Given entries:
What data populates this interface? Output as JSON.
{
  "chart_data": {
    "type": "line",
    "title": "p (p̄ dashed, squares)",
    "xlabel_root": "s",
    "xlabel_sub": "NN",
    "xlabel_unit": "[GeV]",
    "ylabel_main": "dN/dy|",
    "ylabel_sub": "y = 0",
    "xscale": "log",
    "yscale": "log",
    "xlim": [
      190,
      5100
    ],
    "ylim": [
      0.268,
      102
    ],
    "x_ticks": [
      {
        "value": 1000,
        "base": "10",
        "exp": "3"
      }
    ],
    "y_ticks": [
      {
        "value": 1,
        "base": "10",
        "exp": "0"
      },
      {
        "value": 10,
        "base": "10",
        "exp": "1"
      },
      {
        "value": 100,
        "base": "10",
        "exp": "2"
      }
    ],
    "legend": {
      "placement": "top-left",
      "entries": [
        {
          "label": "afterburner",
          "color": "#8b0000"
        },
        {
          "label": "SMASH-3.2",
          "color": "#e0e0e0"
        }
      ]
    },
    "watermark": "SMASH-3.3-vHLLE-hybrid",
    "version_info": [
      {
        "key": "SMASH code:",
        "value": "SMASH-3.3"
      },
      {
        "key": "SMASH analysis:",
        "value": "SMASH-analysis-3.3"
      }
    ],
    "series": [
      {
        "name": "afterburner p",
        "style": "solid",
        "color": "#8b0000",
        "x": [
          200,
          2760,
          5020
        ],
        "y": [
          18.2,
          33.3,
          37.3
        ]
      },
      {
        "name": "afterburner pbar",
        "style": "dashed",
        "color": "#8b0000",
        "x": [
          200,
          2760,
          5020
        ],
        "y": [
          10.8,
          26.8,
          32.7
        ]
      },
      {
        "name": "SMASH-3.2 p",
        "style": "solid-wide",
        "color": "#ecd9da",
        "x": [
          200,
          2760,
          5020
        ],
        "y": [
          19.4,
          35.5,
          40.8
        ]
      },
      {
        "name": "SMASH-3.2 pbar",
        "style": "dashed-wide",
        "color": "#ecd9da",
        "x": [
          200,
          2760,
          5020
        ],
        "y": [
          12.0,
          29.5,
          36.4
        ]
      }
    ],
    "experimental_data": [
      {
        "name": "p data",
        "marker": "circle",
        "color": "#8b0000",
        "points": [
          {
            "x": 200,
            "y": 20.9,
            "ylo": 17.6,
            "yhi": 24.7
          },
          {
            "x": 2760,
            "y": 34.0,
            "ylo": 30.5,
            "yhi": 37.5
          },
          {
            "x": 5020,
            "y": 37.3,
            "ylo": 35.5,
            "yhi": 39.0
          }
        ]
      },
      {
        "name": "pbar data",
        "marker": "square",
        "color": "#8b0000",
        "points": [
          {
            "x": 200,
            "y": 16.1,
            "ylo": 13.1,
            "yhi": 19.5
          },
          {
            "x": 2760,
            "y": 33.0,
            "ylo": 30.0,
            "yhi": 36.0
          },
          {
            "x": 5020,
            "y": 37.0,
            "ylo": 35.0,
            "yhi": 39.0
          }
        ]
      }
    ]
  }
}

Exercise goal:
Copy out each line exactly as written.

Solution for this problem:
What data populates this interface? Output as JSON.
{
  "chart_data": {
    "type": "line",
    "title": "p (p̄ dashed, squares)",
    "xlabel_root": "s",
    "xlabel_sub": "NN",
    "xlabel_unit": "[GeV]",
    "ylabel_main": "dN/dy|",
    "ylabel_sub": "y = 0",
    "xscale": "log",
    "yscale": "log",
    "xlim": [
      190,
      5100
    ],
    "ylim": [
      0.268,
      102
    ],
    "x_ticks": [
      {
        "value": 1000,
        "base": "10",
        "exp": "3"
      }
    ],
    "y_ticks": [
      {
        "value": 1,
        "base": "10",
        "exp": "0"
      },
      {
        "value": 10,
        "base": "10",
        "exp": "1"
      },
      {
        "value": 100,
        "base": "10",
        "exp": "2"
      }
    ],
    "legend": {
      "placement": "top-left",
      "entries": [
        {
          "label": "afterburner",
          "color": "#8b0000"
        },
        {
          "label": "SMASH-3.2",
          "color": "#e0e0e0"
        }
      ]
    },
    "watermark": "SMASH-3.3-vHLLE-hybrid",
    "version_info": [
      {
        "key": "SMASH code:",
        "value": "SMASH-3.3"
      },
      {
        "key": "SMASH analysis:",
        "value": "SMASH-analysis-3.3"
      }
    ],
    "series": [
      {
        "name": "afterburner p",
        "style": "solid",
        "color": "#8b0000",
        "x": [
          200,
          2760,
          5020
        ],
        "y": [
          18.2,
          33.3,
          37.3
        ]
      },
      {
        "name": "afterburner pbar",
        "style": "dashed",
        "color": "#8b0000",
        "x": [
          200,
          2760,
          5020
        ],
        "y": [
          10.8,
          26.8,
          32.7
        ]
      },
      {
        "name": "SMASH-3.2 p",
        "style": "solid-wide",
        "color": "#ecd9da",
        "x": [
          200,
          2760,
          5020
        ],
        "y": [
          19.4,
          35.5,
          40.8
        ]
      },
      {
        "name": "SMASH-3.2 pbar",
        "style": "dashed-wide",
        "color": "#ecd9da",
        "x": [
          200,
          2760,
          5020
        ],
        "y": [
          12.0,
          29.5,
          36.4
        ]
      }
    ],
    "experimental_data": [
      {
        "name": "p data",
        "marker": "circle",
        "color": "#8b0000",
        "points": [
          {
            "x": 200,
            "y": 20.9,
            "ylo": 17.6,
            "yhi": 24.7
          },
          {
            "x": 2760,
            "y": 34.0,
            "ylo": 30.5,
            "yhi": 37.5
          },
          {
            "x": 5020,
            "y": 37.3,
            "ylo": 35.5,
            "yhi": 39.0
          }
        ]
      },
      {
        "name": "pbar data",
        "marker": "square",
        "color": "#8b0000",
        "points": [
          {
            "x": 200,
            "y": 16.1,
            "ylo": 13.1,
            "yhi": 19.5
          },
          {
            "x": 2760,
            "y": 33.0,
            "ylo": 30.0,
            "yhi": 36.0
          },
          {
            "x": 5020,
            "y": 37.0,
            "ylo": 35.0,
            "yhi": 39.0
          }
        ]
      }
    ]
  }
}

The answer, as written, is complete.